▶ WHAT YOU HAVE TO DO
Render the part of the source data below that opens with the line containing "UI element localization: list" and closes with the line containing "50, 85, 76]" as a Markdown table with the columns Row and Line, giving each line its row number and leaving out blank lines.

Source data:
•••••

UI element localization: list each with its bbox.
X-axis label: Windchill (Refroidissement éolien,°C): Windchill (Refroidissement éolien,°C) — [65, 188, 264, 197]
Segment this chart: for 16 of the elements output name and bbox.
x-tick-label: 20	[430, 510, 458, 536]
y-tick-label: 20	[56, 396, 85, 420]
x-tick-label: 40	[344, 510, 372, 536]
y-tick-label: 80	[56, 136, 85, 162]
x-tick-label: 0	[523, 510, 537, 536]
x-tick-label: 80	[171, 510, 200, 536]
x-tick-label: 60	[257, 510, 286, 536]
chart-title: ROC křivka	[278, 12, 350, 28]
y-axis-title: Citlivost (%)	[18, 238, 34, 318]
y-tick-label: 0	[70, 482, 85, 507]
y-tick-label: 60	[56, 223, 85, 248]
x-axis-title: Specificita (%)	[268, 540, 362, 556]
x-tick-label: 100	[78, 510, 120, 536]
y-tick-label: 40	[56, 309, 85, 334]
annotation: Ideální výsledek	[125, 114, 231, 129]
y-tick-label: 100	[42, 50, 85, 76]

•••••

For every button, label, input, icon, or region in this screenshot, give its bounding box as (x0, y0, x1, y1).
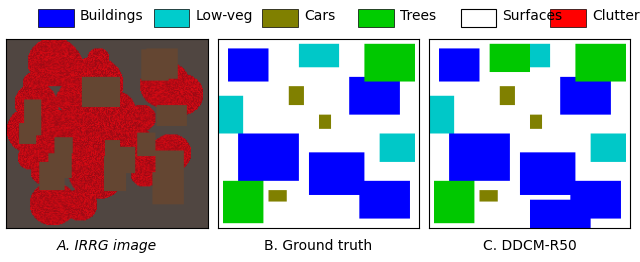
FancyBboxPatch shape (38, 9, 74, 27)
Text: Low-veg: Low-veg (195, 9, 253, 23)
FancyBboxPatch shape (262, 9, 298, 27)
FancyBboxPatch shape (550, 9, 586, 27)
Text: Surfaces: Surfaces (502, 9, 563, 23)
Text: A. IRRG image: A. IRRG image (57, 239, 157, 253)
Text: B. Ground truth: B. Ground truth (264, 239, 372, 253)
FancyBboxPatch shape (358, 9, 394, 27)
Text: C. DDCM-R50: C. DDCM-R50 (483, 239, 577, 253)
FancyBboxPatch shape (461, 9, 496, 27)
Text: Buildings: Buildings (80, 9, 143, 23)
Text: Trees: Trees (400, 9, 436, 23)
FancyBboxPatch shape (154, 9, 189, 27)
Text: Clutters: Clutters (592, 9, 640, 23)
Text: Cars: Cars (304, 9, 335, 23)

•••••

▶ RESPONSE TO THE TASK
| Row | Line |
|---|---|
| 1 | UI element localization: list each with its bbox. |
| 2 | X-axis label: Windchill (Refroidissement éolien,°C): Windchill (Refroidissement éolien,°C) — [65, 188, 264, 197] |
| 3 | Segment this chart: for 16 of the elements output name and bbox. |
| 4 | x-tick-label: 20	[430, 510, 458, 536] |
| 5 | y-tick-label: 20	[56, 396, 85, 420] |
| 6 | x-tick-label: 40	[344, 510, 372, 536] |
| 7 | y-tick-label: 80	[56, 136, 85, 162] |
| 8 | x-tick-label: 0	[523, 510, 537, 536] |
| 9 | x-tick-label: 80	[171, 510, 200, 536] |
| 10 | x-tick-label: 60	[257, 510, 286, 536] |
| 11 | chart-title: ROC křivka	[278, 12, 350, 28] |
| 12 | y-axis-title: Citlivost (%)	[18, 238, 34, 318] |
| 13 | y-tick-label: 0	[70, 482, 85, 507] |
| 14 | y-tick-label: 60	[56, 223, 85, 248] |
| 15 | x-axis-title: Specificita (%)	[268, 540, 362, 556] |
| 16 | x-tick-label: 100	[78, 510, 120, 536] |
| 17 | y-tick-label: 40	[56, 309, 85, 334] |
| 18 | annotation: Ideální výsledek	[125, 114, 231, 129] |
| 19 | y-tick-label: 100	[42, 50, 85, 76] |